▸ SET TASK
Determine how many lines include "amount". Give the number and nothing else.

━━━━━━━━━━━━━━━━━━━━━━━━━━━━━━

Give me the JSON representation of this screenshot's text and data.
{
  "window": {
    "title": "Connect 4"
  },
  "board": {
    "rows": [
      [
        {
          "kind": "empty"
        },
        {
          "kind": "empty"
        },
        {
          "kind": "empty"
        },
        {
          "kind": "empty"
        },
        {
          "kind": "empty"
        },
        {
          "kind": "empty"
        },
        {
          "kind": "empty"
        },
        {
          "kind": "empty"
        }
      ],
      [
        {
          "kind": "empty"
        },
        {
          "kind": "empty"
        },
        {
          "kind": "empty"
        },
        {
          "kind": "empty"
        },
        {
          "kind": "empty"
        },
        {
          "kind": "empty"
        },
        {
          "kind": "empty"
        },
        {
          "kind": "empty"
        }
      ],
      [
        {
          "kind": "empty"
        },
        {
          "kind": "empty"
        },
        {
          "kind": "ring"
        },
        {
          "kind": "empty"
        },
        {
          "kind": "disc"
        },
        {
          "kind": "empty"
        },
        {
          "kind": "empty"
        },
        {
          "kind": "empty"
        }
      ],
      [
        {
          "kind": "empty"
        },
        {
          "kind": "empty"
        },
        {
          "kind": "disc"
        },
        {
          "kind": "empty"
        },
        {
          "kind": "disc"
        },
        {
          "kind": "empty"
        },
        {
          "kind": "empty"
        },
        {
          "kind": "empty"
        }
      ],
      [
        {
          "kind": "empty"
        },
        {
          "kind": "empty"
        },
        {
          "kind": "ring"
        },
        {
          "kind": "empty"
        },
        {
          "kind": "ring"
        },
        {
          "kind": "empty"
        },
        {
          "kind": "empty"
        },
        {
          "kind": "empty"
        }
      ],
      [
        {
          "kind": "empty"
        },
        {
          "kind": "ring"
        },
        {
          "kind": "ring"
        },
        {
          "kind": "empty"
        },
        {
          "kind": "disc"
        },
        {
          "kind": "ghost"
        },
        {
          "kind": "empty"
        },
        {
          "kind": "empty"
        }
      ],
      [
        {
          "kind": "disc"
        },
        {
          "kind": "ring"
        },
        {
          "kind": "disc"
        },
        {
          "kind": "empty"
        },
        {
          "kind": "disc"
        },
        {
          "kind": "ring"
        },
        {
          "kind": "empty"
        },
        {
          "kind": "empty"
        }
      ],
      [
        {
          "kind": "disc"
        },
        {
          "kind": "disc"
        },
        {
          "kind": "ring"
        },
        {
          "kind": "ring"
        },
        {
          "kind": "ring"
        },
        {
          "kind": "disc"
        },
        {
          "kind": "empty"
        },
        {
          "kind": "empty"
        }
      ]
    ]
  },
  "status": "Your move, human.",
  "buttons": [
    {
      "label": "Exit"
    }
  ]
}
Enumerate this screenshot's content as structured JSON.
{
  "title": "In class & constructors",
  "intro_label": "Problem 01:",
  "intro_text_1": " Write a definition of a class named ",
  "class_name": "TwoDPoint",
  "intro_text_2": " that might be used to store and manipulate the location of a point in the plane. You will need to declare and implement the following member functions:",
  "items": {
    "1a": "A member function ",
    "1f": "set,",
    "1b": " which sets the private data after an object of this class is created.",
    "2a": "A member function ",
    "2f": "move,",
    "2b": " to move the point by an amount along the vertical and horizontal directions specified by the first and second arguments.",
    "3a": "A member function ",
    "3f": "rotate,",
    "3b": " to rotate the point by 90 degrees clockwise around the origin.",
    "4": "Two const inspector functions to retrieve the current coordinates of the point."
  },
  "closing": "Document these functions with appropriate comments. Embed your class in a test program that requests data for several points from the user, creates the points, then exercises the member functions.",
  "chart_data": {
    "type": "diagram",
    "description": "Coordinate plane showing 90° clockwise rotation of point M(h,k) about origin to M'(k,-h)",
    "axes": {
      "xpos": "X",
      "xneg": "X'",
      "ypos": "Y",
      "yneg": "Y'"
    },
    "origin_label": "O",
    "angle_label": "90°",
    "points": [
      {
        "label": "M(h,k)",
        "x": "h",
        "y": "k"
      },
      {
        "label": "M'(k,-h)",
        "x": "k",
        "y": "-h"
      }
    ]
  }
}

━━━━━━━━━━━━━━━━━━━━━━━━━━━━━━

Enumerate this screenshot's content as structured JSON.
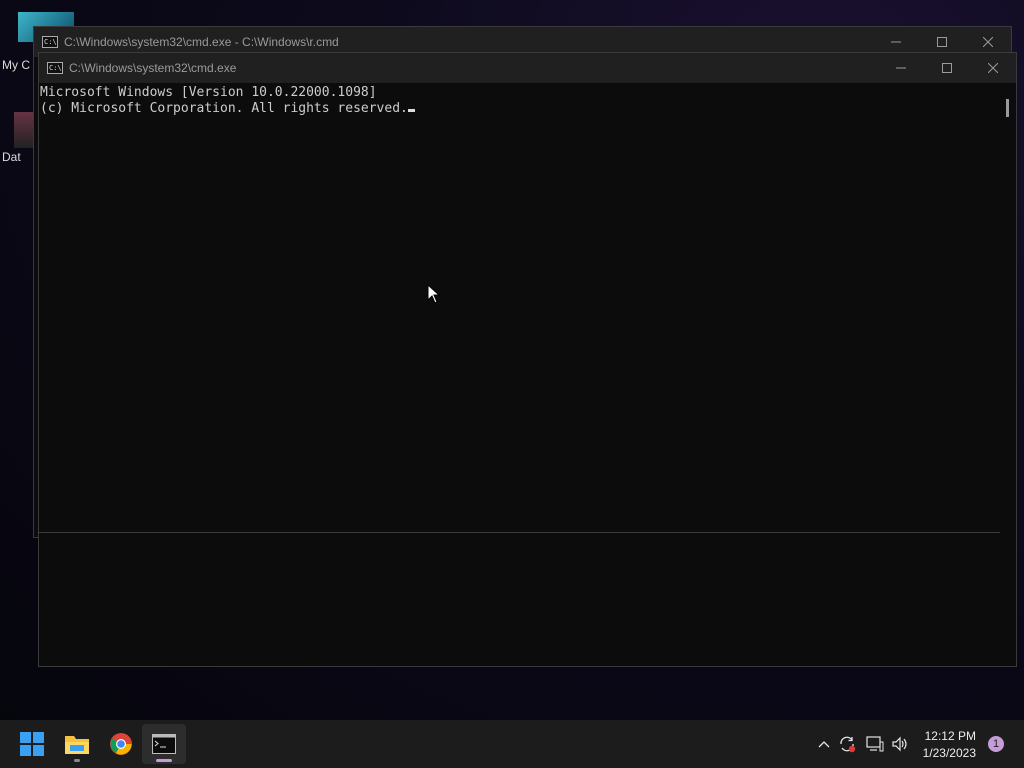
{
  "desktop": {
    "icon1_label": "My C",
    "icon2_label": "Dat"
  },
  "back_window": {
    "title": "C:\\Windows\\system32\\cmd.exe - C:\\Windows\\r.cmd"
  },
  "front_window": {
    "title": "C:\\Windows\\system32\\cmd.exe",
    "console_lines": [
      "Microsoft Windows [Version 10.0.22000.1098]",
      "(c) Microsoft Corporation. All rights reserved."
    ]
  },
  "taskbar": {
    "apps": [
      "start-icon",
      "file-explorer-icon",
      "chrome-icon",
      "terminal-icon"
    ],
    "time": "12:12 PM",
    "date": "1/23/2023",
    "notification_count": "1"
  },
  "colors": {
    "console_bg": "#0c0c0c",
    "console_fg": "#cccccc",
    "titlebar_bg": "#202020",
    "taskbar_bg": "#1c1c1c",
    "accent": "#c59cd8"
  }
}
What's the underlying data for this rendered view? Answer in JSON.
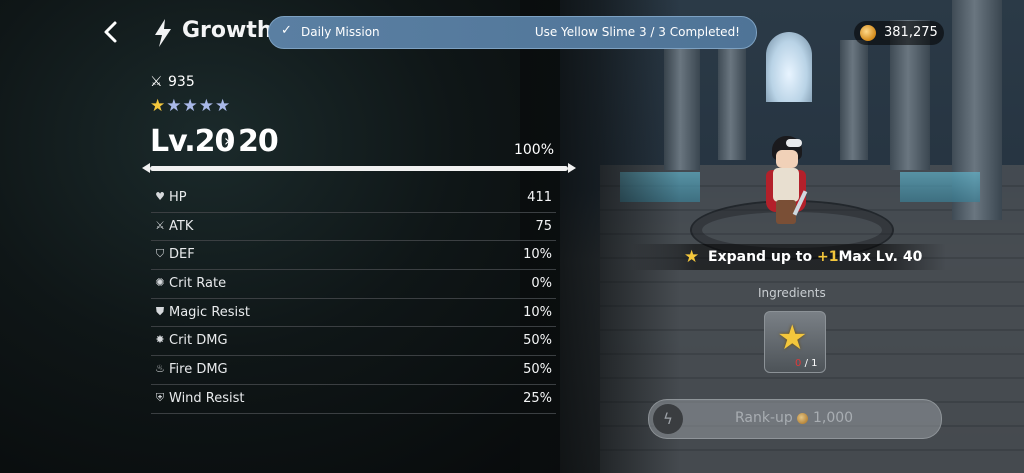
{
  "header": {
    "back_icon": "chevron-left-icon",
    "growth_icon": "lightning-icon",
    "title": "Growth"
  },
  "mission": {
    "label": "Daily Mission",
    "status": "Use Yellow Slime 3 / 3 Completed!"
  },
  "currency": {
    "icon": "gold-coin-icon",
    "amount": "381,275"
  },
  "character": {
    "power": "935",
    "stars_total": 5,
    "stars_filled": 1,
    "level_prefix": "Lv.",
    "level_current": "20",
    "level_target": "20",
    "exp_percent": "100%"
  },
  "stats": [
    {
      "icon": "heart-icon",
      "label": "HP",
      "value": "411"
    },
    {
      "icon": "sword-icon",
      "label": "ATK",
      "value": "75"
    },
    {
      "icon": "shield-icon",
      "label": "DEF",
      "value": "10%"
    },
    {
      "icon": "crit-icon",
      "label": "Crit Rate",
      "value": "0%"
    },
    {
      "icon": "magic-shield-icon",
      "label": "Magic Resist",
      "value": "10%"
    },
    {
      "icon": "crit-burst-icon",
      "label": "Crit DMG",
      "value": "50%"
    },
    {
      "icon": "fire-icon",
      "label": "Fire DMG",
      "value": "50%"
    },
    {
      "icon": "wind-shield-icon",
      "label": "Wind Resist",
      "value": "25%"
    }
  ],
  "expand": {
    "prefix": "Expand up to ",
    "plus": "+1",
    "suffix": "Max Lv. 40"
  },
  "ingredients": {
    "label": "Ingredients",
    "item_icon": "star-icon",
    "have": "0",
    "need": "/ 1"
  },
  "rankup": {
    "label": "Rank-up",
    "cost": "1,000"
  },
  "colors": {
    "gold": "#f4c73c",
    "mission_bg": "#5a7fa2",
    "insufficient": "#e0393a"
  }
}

━━━━━━━━━━━━━━━━━━━━━━━━━━━━━━

▸ WORKED SOLUTION
2